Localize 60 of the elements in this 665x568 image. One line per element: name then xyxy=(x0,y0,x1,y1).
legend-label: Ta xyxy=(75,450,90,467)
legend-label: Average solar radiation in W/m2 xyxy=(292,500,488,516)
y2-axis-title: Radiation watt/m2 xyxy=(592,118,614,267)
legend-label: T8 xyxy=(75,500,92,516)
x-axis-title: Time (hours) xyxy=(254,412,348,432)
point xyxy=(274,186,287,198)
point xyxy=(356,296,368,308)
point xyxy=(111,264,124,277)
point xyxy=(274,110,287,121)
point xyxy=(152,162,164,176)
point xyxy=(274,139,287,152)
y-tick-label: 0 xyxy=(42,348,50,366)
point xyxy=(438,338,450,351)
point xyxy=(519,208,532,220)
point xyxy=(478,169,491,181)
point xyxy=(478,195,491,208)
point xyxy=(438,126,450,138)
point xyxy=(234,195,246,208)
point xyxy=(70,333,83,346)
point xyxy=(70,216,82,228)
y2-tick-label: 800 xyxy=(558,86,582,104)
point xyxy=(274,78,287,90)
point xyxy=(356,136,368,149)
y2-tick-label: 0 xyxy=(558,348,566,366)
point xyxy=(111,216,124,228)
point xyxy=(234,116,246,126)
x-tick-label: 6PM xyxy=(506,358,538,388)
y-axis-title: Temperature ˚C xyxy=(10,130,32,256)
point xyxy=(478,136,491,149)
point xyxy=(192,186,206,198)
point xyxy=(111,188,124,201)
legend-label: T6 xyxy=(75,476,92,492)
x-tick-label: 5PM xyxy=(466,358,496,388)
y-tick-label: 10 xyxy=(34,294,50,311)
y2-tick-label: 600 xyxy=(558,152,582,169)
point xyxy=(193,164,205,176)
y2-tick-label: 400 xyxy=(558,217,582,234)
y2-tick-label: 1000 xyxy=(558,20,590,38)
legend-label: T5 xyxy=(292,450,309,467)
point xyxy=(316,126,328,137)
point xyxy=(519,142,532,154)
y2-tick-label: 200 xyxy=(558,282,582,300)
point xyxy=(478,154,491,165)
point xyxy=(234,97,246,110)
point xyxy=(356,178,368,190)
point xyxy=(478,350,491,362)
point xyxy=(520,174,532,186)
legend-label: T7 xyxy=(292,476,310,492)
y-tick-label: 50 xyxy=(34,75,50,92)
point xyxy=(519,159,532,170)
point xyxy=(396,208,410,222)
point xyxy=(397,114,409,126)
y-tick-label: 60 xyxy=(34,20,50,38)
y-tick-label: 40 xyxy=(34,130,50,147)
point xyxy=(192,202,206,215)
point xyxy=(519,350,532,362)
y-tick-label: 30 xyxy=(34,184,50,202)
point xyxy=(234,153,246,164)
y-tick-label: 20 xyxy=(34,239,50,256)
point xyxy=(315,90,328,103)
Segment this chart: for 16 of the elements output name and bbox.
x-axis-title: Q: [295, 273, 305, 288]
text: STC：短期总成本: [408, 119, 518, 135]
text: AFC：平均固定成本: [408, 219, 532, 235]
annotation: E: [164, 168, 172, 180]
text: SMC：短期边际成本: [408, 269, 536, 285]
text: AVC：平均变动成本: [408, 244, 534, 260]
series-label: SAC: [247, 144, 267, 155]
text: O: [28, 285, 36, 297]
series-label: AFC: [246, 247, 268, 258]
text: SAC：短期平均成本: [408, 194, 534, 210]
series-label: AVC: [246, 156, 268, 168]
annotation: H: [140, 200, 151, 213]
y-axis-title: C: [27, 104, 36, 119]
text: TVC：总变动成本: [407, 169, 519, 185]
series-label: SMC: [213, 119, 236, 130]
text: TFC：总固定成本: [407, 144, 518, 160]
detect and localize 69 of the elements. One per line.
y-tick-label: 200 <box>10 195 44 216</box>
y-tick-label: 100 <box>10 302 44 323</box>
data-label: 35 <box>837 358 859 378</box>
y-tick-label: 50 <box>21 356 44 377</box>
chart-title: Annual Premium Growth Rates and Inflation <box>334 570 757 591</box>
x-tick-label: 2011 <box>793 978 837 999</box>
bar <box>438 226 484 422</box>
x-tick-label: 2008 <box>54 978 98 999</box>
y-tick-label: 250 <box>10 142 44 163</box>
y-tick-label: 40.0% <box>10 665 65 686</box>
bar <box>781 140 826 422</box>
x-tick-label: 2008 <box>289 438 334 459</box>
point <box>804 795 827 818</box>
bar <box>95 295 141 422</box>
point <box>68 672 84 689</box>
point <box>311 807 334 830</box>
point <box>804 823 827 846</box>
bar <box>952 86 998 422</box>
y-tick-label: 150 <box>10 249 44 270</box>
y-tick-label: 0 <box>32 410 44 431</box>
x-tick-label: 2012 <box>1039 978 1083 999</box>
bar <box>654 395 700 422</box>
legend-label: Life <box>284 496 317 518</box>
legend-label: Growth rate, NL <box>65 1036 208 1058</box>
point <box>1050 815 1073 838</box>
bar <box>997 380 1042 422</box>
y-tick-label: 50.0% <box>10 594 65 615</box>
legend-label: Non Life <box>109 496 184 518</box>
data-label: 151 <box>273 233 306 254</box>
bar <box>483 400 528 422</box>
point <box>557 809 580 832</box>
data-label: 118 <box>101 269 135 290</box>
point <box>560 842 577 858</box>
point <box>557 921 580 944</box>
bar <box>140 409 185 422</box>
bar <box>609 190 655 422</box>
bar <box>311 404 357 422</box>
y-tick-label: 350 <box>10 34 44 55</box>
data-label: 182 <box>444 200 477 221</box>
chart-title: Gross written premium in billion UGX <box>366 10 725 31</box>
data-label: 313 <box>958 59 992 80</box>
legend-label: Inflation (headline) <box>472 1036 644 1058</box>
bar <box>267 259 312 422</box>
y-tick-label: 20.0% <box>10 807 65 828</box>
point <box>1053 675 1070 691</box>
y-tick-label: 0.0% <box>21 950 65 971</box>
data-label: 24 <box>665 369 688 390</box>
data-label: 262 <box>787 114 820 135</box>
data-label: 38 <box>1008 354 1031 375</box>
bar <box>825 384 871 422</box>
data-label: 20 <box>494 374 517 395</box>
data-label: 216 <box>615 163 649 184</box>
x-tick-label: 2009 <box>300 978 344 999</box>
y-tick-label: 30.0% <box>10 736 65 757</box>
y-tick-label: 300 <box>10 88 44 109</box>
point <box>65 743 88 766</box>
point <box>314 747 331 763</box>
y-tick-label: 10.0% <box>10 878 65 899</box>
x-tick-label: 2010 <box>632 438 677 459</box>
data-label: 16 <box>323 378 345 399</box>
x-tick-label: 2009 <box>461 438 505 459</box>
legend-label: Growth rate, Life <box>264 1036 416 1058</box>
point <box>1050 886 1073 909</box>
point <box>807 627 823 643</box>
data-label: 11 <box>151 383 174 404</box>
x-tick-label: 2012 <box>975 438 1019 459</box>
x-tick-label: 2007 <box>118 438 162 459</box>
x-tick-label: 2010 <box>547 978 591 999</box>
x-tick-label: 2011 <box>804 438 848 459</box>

= = = = =

Convert the lines above into a JSON list of strings, with one string per line and any blank lines omitted.

**EXERCISE RESULT:**
[
  "Localize 60 of the elements in this 665x568 image. One line per element: name then xyxy=(x0,y0,x1,y1).",
  "legend-label: Ta xyxy=(75,450,90,467)",
  "legend-label: Average solar radiation in W/m2 xyxy=(292,500,488,516)",
  "y2-axis-title: Radiation watt/m2 xyxy=(592,118,614,267)",
  "legend-label: T8 xyxy=(75,500,92,516)",
  "x-axis-title: Time (hours) xyxy=(254,412,348,432)",
  "point xyxy=(274,186,287,198)",
  "point xyxy=(356,296,368,308)",
  "point xyxy=(111,264,124,277)",
  "point xyxy=(274,110,287,121)",
  "point xyxy=(152,162,164,176)",
  "point xyxy=(274,139,287,152)",
  "y-tick-label: 0 xyxy=(42,348,50,366)",
  "point xyxy=(438,338,450,351)",
  "point xyxy=(519,208,532,220)",
  "point xyxy=(478,169,491,181)",
  "point xyxy=(478,195,491,208)",
  "point xyxy=(438,126,450,138)",
  "point xyxy=(234,195,246,208)",
  "point xyxy=(70,333,83,346)",
  "point xyxy=(70,216,82,228)",
  "y2-tick-label: 800 xyxy=(558,86,582,104)",
  "point xyxy=(274,78,287,90)",
  "point xyxy=(356,136,368,149)",
  "y2-tick-label: 0 xyxy=(558,348,566,366)",
  "point xyxy=(111,216,124,228)",
  "point xyxy=(234,116,246,126)",
  "x-tick-label: 6PM xyxy=(506,358,538,388)",
  "y-axis-title: Temperature ˚C xyxy=(10,130,32,256)",
  "point xyxy=(478,136,491,149)",
  "point xyxy=(192,186,206,198)",
  "point xyxy=(111,188,124,201)",
  "legend-label: T6 xyxy=(75,476,92,492)",
  "x-tick-label: 5PM xyxy=(466,358,496,388)",
  "y-tick-label: 10 xyxy=(34,294,50,311)",
  "y2-tick-label: 600 xyxy=(558,152,582,169)",
  "point xyxy=(193,164,205,176)",
  "y2-tick-label: 400 xyxy=(558,217,582,234)",
  "y2-tick-label: 1000 xyxy=(558,20,590,38)",
  "legend-label: T5 xyxy=(292,450,309,467)",
  "point xyxy=(316,126,328,137)",
  "point xyxy=(519,142,532,154)",
  "y2-tick-label: 200 xyxy=(558,282,582,300)",
  "point xyxy=(478,154,491,165)",
  "point xyxy=(234,97,246,110)",
  "point xyxy=(356,178,368,190)",
  "point xyxy=(478,350,491,362)",
  "point xyxy=(520,174,532,186)",
  "legend-label: T7 xyxy=(292,476,310,492)",
  "y-tick-label: 50 xyxy=(34,75,50,92)",
  "point xyxy=(519,159,532,170)",
  "point xyxy=(396,208,410,222)",
  "point xyxy=(397,114,409,126)",
  "y-tick-label: 60 xyxy=(34,20,50,38)",
  "y-tick-label: 40 xyxy=(34,130,50,147)",
  "point xyxy=(192,202,206,215)",
  "point xyxy=(519,350,532,362)",
  "y-tick-label: 30 xyxy=(34,184,50,202)",
  "point xyxy=(234,153,246,164)",
  "y-tick-label: 20 xyxy=(34,239,50,256)",
  "point xyxy=(315,90,328,103)",
  "Segment this chart: for 16 of the elements output name and bbox.",
  "x-axis-title: Q: [295, 273, 305, 288]",
  "text: STC：短期总成本: [408, 119, 518, 135]",
  "text: AFC：平均固定成本: [408, 219, 532, 235]",
  "annotation: E: [164, 168, 172, 180]",
  "text: SMC：短期边际成本: [408, 269, 536, 285]",
  "text: AVC：平均变动成本: [408, 244, 534, 260]",
  "series-label: SAC: [247, 144, 267, 155]",
  "text: O: [28, 285, 36, 297]",
  "series-label: AFC: [246, 247, 268, 258]",
  "text: SAC：短期平均成本: [408, 194, 534, 210]",
  "series-label: AVC: [246, 156, 268, 168]",
  "annotation: H: [140, 200, 151, 213]",
  "y-axis-title: C: [27, 104, 36, 119]",
  "text: TVC：总变动成本: [407, 169, 519, 185]",
  "series-label: SMC: [213, 119, 236, 130]",
  "text: TFC：总固定成本: [407, 144, 518, 160]",
  "detect and localize 69 of the elements. One per line.",
  "y-tick-label: 200 <box>10 195 44 216</box>",
  "y-tick-label: 100 <box>10 302 44 323</box>",
  "data-label: 35 <box>837 358 859 378</box>",
  "y-tick-label: 50 <box>21 356 44 377</box>",
  "chart-title: Annual Premium Growth Rates and Inflation <box>334 570 757 591</box>",
  "x-tick-label: 2011 <box>793 978 837 999</box>",
  "bar <box>438 226 484 422</box>",
  "x-tick-label: 2008 <box>54 978 98 999</box>",
  "y-tick-label: 250 <box>10 142 44 163</box>",
  "y-tick-label: 40.0% <box>10 665 65 686</box>",
  "bar <box>781 140 826 422</box>",
  "x-tick-label: 2008 <box>289 438 334 459</box>",
  "point <box>804 795 827 818</box>",
  "bar <box>95 295 141 422</box>",
  "point <box>68 672 84 689</box>",
  "point <box>311 807 334 830</box>",
  "point <box>804 823 827 846</box>",
  "bar <box>952 86 998 422</box>",
  "y-tick-label: 150 <box>10 249 44 270</box>",
  "y-tick-label: 0 <box>32 410 44 431</box>",
  "x-tick-label: 2012 <box>1039 978 1083 999</box>",
  "bar <box>654 395 700 422</box>",
  "legend-label: Life <box>284 496 317 518</box>",
  "legend-label: Growth rate, NL <box>65 1036 208 1058</box>",
  "point <box>1050 815 1073 838</box>",
  "bar <box>997 380 1042 422</box>",
  "y-tick-label: 50.0% <box>10 594 65 615</box>",
  "legend-label: Non Life <box>109 496 184 518</box>",
  "data-label: 151 <box>273 233 306 254</box>",
  "bar <box>483 400 528 422</box>",
  "point <box>557 809 580 832</box>",
  "data-label: 118 <box>101 269 135 290</box>",
  "point <box>560 842 577 858</box>",
  "point <box>557 921 580 944</box>",
  "bar <box>140 409 185 422</box>",
  "bar <box>609 190 655 422</box>",
  "bar <box>311 404 357 422</box>",
  "y-tick-label: 350 <box>10 34 44 55</box>",
  "data-label: 182 <box>444 200 477 221</box>",
  "chart-title: Gross written premium in billion UGX <box>366 10 725 31</box>",
  "data-label: 313 <box>958 59 992 80</box>",
  "legend-label: Inflation (headline) <box>472 1036 644 1058</box>",
  "bar <box>267 259 312 422</box>",
  "y-tick-label: 20.0% <box>10 807 65 828</box>",
  "point <box>1053 675 1070 691</box>",
  "y-tick-label: 0.0% <box>21 950 65 971</box>",
  "data-label: 24 <box>665 369 688 390</box>",
  "data-label: 262 <box>787 114 820 135</box>",
  "data-label: 38 <box>1008 354 1031 375</box>",
  "bar <box>825 384 871 422</box>",
  "data-label: 20 <box>494 374 517 395</box>",
  "data-label: 216 <box>615 163 649 184</box>",
  "x-tick-label: 2009 <box>300 978 344 999</box>",
  "y-tick-label: 30.0% <box>10 736 65 757</box>",
  "y-tick-label: 300 <box>10 88 44 109</box>",
  "point <box>65 743 88 766</box>",
  "point <box>314 747 331 763</box>",
  "y-tick-label: 10.0% <box>10 878 65 899</box>",
  "x-tick-label: 2010 <box>632 438 677 459</box>",
  "data-label: 16 <box>323 378 345 399</box>",
  "x-tick-label: 2009 <box>461 438 505 459</box>",
  "legend-label: Growth rate, Life <box>264 1036 416 1058</box>",
  "point <box>1050 886 1073 909</box>",
  "point <box>807 627 823 643</box>",
  "data-label: 11 <box>151 383 174 404</box>",
  "x-tick-label: 2012 <box>975 438 1019 459</box>",
  "x-tick-label: 2007 <box>118 438 162 459</box>",
  "x-tick-label: 2010 <box>547 978 591 999</box>",
  "x-tick-label: 2011 <box>804 438 848 459</box>"
]